### What is expected
Only lines containing the string "البيضاء" belong in the answer; copy all of them from the entries.

### Supplied records
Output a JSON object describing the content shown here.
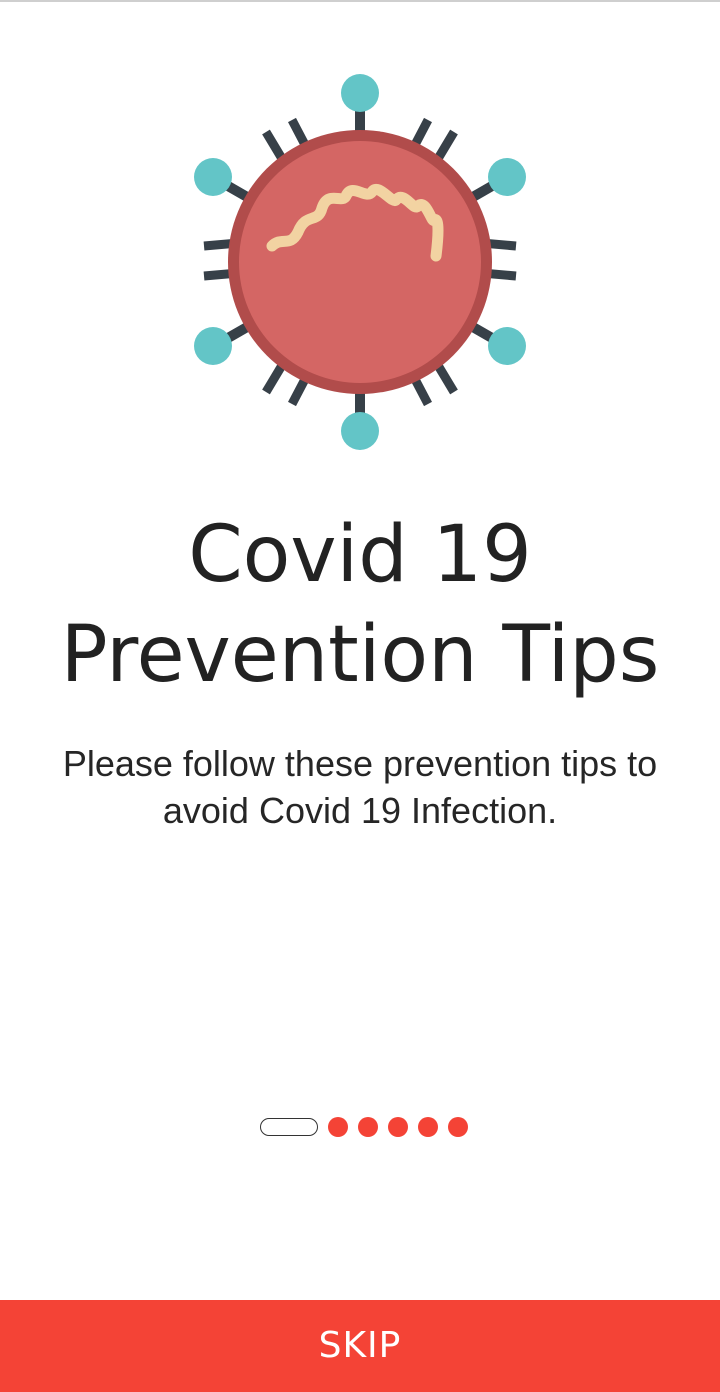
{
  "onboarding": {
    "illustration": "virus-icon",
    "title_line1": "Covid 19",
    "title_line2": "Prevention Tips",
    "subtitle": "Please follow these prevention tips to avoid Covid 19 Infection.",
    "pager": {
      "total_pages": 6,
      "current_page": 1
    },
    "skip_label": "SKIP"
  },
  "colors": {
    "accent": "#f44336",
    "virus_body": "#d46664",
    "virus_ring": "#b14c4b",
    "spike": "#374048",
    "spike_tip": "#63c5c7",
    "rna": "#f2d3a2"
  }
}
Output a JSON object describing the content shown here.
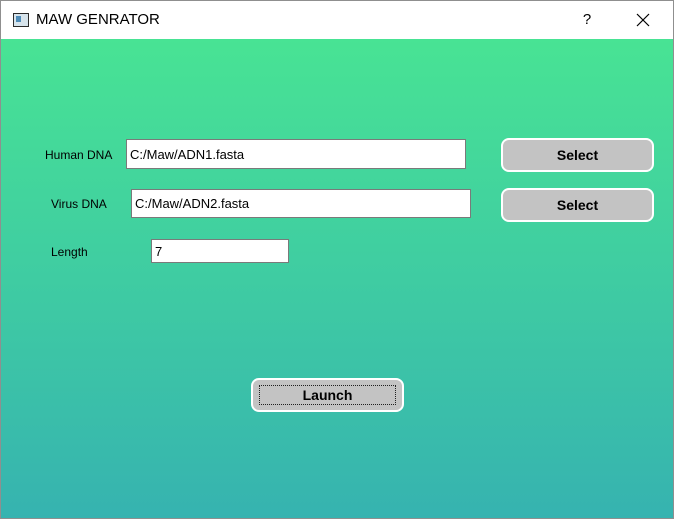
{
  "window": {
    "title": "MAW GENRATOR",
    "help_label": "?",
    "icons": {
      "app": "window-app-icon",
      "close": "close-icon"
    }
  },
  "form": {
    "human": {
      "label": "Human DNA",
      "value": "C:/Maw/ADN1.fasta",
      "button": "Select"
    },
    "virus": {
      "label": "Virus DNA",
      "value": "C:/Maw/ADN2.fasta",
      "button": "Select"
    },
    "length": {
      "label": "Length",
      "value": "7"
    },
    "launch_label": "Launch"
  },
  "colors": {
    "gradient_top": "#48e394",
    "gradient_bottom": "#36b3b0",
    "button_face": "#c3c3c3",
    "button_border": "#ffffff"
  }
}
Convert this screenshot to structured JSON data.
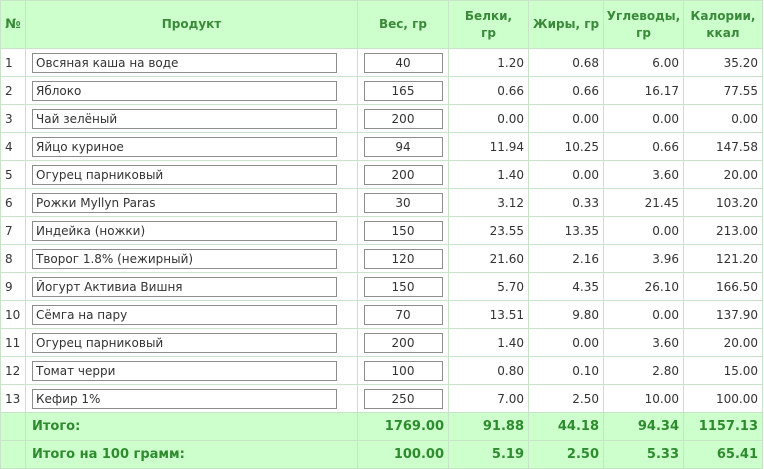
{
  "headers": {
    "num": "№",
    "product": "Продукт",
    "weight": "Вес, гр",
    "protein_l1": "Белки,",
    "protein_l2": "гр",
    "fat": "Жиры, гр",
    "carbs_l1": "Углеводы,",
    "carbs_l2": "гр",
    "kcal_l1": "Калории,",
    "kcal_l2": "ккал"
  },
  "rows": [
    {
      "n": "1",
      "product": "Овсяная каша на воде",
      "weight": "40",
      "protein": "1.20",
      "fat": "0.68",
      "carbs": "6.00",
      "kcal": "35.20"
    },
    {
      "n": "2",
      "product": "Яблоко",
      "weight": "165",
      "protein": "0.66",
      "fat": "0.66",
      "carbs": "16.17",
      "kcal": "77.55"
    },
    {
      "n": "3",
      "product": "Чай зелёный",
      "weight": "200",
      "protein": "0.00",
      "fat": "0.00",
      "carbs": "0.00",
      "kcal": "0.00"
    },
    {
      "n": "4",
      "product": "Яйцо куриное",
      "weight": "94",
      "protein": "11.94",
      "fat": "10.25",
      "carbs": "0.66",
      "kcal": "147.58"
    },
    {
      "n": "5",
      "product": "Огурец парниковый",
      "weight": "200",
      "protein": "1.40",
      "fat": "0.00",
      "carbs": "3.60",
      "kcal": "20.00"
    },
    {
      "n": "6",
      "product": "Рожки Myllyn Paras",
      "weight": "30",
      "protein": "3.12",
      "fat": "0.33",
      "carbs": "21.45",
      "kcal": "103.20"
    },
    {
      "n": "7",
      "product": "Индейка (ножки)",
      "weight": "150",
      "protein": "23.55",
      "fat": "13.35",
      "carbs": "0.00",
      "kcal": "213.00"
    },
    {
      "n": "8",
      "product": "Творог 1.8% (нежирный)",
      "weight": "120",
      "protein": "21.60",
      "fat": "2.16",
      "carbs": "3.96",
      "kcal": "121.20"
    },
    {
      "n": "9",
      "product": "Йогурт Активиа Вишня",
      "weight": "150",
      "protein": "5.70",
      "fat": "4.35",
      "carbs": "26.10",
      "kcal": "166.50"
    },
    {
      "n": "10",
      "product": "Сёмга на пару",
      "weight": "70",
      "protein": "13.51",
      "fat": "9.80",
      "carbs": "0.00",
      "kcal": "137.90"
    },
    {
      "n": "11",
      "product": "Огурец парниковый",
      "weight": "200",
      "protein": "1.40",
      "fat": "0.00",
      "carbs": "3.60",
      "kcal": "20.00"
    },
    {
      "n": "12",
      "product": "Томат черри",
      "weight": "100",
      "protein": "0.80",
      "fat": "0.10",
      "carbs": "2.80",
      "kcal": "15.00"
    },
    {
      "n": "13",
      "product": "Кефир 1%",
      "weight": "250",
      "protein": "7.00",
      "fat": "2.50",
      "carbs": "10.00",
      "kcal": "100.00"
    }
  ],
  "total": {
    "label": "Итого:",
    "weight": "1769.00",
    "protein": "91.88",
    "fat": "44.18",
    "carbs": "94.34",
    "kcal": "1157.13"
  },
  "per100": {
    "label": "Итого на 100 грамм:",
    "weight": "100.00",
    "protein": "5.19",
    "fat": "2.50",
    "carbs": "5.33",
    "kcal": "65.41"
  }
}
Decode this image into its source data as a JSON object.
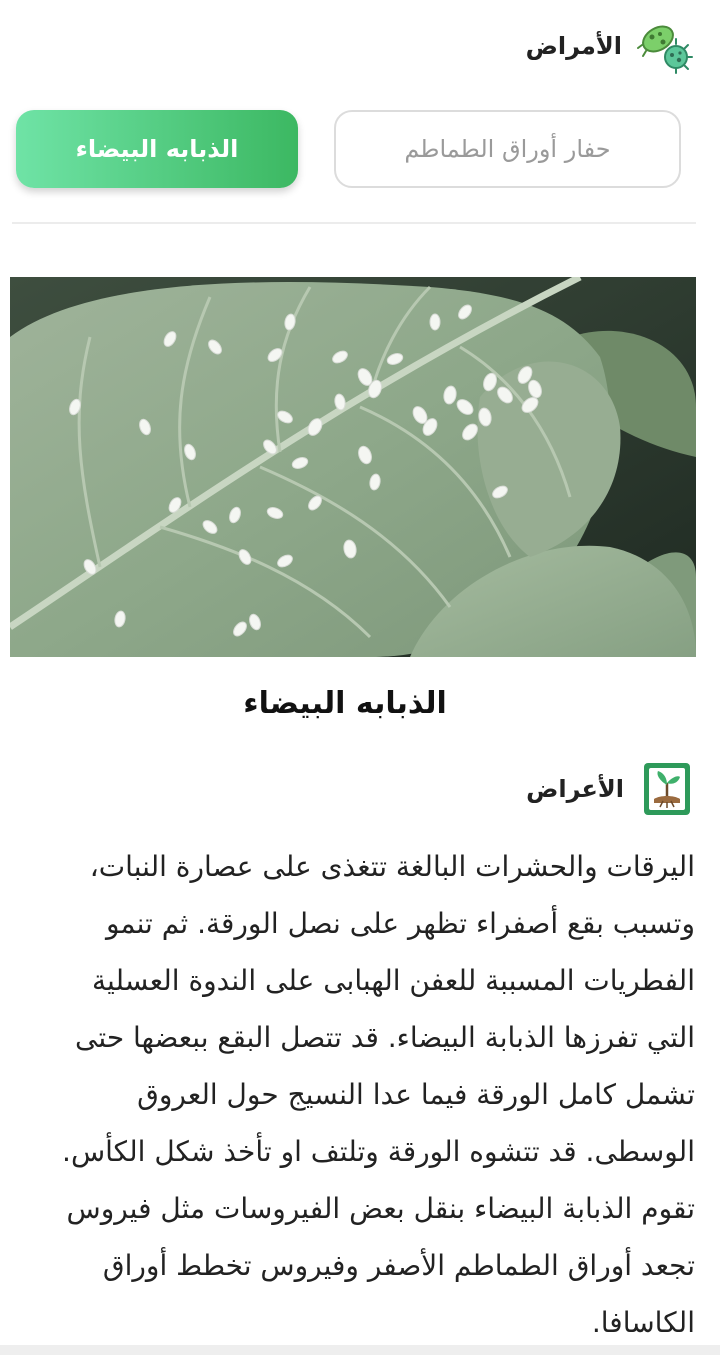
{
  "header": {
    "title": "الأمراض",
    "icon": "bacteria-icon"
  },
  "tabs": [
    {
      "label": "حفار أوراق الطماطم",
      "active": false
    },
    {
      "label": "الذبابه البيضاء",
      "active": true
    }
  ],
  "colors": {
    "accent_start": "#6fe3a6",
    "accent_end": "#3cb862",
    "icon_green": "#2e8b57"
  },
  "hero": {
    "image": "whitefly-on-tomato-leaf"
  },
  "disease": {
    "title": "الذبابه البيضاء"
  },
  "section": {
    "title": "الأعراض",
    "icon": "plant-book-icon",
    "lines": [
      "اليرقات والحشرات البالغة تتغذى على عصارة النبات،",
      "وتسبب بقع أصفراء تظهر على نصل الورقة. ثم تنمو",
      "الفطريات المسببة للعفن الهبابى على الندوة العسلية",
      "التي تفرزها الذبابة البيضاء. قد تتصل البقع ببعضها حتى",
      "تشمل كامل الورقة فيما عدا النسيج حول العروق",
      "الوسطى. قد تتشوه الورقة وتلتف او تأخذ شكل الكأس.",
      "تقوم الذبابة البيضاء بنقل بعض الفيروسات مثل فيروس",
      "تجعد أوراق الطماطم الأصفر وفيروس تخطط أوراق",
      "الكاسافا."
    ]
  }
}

### Task solution
      "label": "الذبابه البيضاء",
    "title": "الذبابه البيضاء"
      "التي تفرزها الذبابة البيضاء. قد تتصل البقع ببعضها حتى",
      "تقوم الذبابة البيضاء بنقل بعض الفيروسات مثل فيروس",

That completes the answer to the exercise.